— Start Dataset excerpts —
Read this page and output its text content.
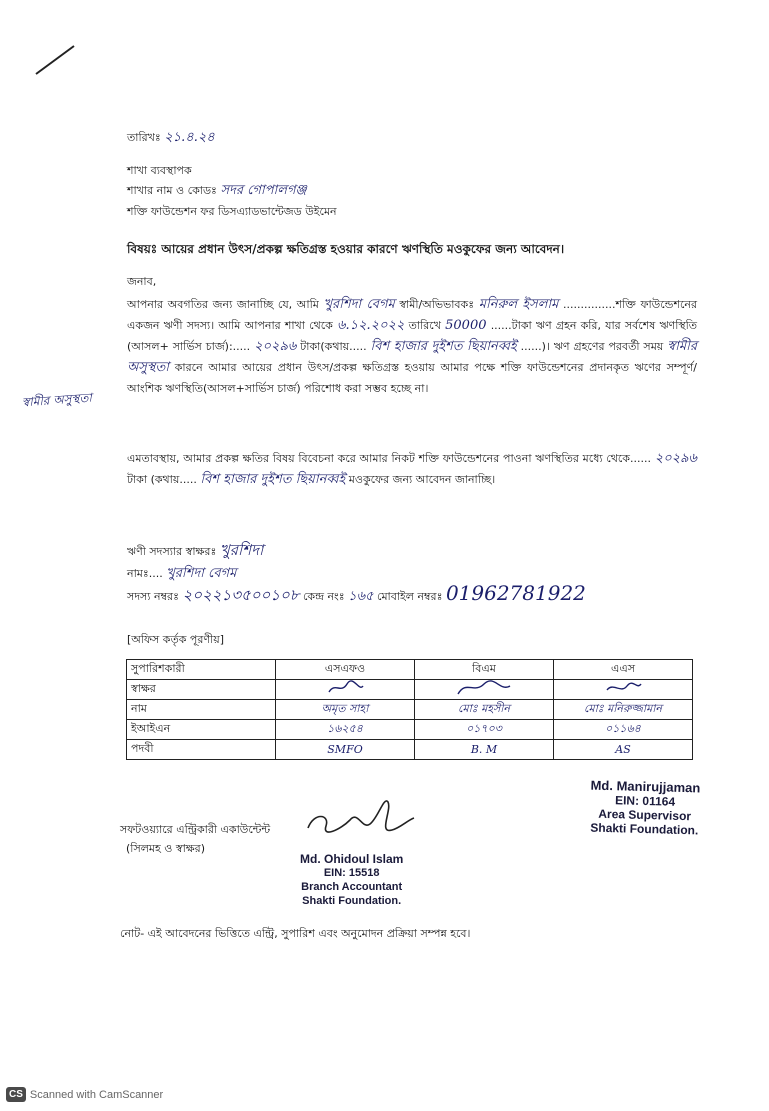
তারিখঃ ২১.৪.২৪
শাখা ব্যবস্থাপক
শাখার নাম ও কোডঃ সদর গোপালগঞ্জ
শক্তি ফাউন্ডেশন ফর ডিসএ্যাডভান্টেজড উইমেন
বিষয়ঃ আয়ের প্রধান উৎস/প্রকল্প ক্ষতিগ্রস্ত হওয়ার কারণে ঋণস্থিতি মওকুফের জন্য আবেদন।
জনাব,
স্বামীর অসুস্থতা
আপনার অবগতির জন্য জানাচ্ছি যে, আমি খুরশিদা বেগম স্বামী/অভিভাবকঃ মনিরুল ইসলাম ...............শক্তি ফাউন্ডেশনের একজন ঋণী সদস্য। আমি আপনার শাখা থেকে ৬.১২.২০২২ তারিখে 50000 ......টাকা ঋণ গ্রহন করি, যার সর্বশেষ ঋণস্থিতি (আসল+ সার্ভিস চার্জ):..... ২০২৯৬ টাকা(কথায়..... বিশ হাজার দুইশত ছিয়ানব্বই ......)। ঋণ গ্রহণের পরবর্তী সময় স্বামীর অসুস্থতা কারনে আমার আয়ের প্রধান উৎস/প্রকল্প ক্ষতিগ্রস্ত হওয়ায় আমার পক্ষে শক্তি ফাউন্ডেশনের প্রদানকৃত ঋণের সম্পূর্ণ/আংশিক ঋণস্থিতি(আসল+সার্ভিস চার্জ) পরিশোধ করা সম্ভব হচ্ছে না।
এমতাবস্থায়, আমার প্রকল্প ক্ষতির বিষয় বিবেচনা করে আমার নিকট শক্তি ফাউন্ডেশনের পাওনা ঋণস্থিতির মধ্যে থেকে...... ২০২৯৬ টাকা (কথায়..... বিশ হাজার দুইশত ছিয়ানব্বই মওকুফের জন্য আবেদন জানাচ্ছি।
ঋণী সদস্যার স্বাক্ষরঃ খুরশিদা
নামঃ.... খুরশিদা বেগম
সদস্য নম্বরঃ ২০২২১৩৫০০১০৮ কেন্দ্র নংঃ ১৬৫ মোবাইল নম্বরঃ 01962781922
[অফিস কর্তৃক পূরণীয়]
সুপারিশকারী	এসএফও	বিএম	এএস
স্বাক্ষর			
নাম	অমৃত সাহা	মোঃ মহসীন	মোঃ মনিরুজ্জামান
ইআইএন	১৬২৫৪	০১৭০৩	০১১৬৪
পদবী	SMFO	B. M	AS
Md. Manirujjaman
EIN: 01164
Area Supervisor
Shakti Foundation.
সফটওয়্যারে এন্ট্রিকারী একাউন্টেন্ট
(সিলমহ ও স্বাক্ষর)
Md. Ohidoul Islam
EIN: 15518
Branch Accountant
Shakti Foundation.
নোট- এই আবেদনের ভিত্তিতে এন্ট্রি, সুপারিশ এবং অনুমোদন প্রক্রিয়া সম্পন্ন হবে।
CS Scanned with CamScanner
— End Dataset excerpts —
**Stated exercise:** Write out the material above once more, exactly as it reads, with no pictures.

**Correct answer:**
Read this page and output its text content.
তারিখঃ ২১.৪.২৪
শাখা ব্যবস্থাপক
শাখার নাম ও কোডঃ সদর গোপালগঞ্জ
শক্তি ফাউন্ডেশন ফর ডিসএ্যাডভান্টেজড উইমেন
বিষয়ঃ আয়ের প্রধান উৎস/প্রকল্প ক্ষতিগ্রস্ত হওয়ার কারণে ঋণস্থিতি মওকুফের জন্য আবেদন।
জনাব,
স্বামীর অসুস্থতা
আপনার অবগতির জন্য জানাচ্ছি যে, আমি খুরশিদা বেগম স্বামী/অভিভাবকঃ মনিরুল ইসলাম ...............শক্তি ফাউন্ডেশনের একজন ঋণী সদস্য। আমি আপনার শাখা থেকে ৬.১২.২০২২ তারিখে 50000 ......টাকা ঋণ গ্রহন করি, যার সর্বশেষ ঋণস্থিতি (আসল+ সার্ভিস চার্জ):..... ২০২৯৬ টাকা(কথায়..... বিশ হাজার দুইশত ছিয়ানব্বই ......)। ঋণ গ্রহণের পরবর্তী সময় স্বামীর অসুস্থতা কারনে আমার আয়ের প্রধান উৎস/প্রকল্প ক্ষতিগ্রস্ত হওয়ায় আমার পক্ষে শক্তি ফাউন্ডেশনের প্রদানকৃত ঋণের সম্পূর্ণ/আংশিক ঋণস্থিতি(আসল+সার্ভিস চার্জ) পরিশোধ করা সম্ভব হচ্ছে না।
এমতাবস্থায়, আমার প্রকল্প ক্ষতির বিষয় বিবেচনা করে আমার নিকট শক্তি ফাউন্ডেশনের পাওনা ঋণস্থিতির মধ্যে থেকে...... ২০২৯৬ টাকা (কথায়..... বিশ হাজার দুইশত ছিয়ানব্বই মওকুফের জন্য আবেদন জানাচ্ছি।
ঋণী সদস্যার স্বাক্ষরঃ খুরশিদা
নামঃ.... খুরশিদা বেগম
সদস্য নম্বরঃ ২০২২১৩৫০০১০৮ কেন্দ্র নংঃ ১৬৫ মোবাইল নম্বরঃ 01962781922
[অফিস কর্তৃক পূরণীয়]
সুপারিশকারী	এসএফও	বিএম	এএস
স্বাক্ষর			
নাম	অমৃত সাহা	মোঃ মহসীন	মোঃ মনিরুজ্জামান
ইআইএন	১৬২৫৪	০১৭০৩	০১১৬৪
পদবী	SMFO	B. M	AS
Md. Manirujjaman
EIN: 01164
Area Supervisor
Shakti Foundation.
সফটওয়্যারে এন্ট্রিকারী একাউন্টেন্ট
(সিলমহ ও স্বাক্ষর)
Md. Ohidoul Islam
EIN: 15518
Branch Accountant
Shakti Foundation.
নোট- এই আবেদনের ভিত্তিতে এন্ট্রি, সুপারিশ এবং অনুমোদন প্রক্রিয়া সম্পন্ন হবে।
CS Scanned with CamScanner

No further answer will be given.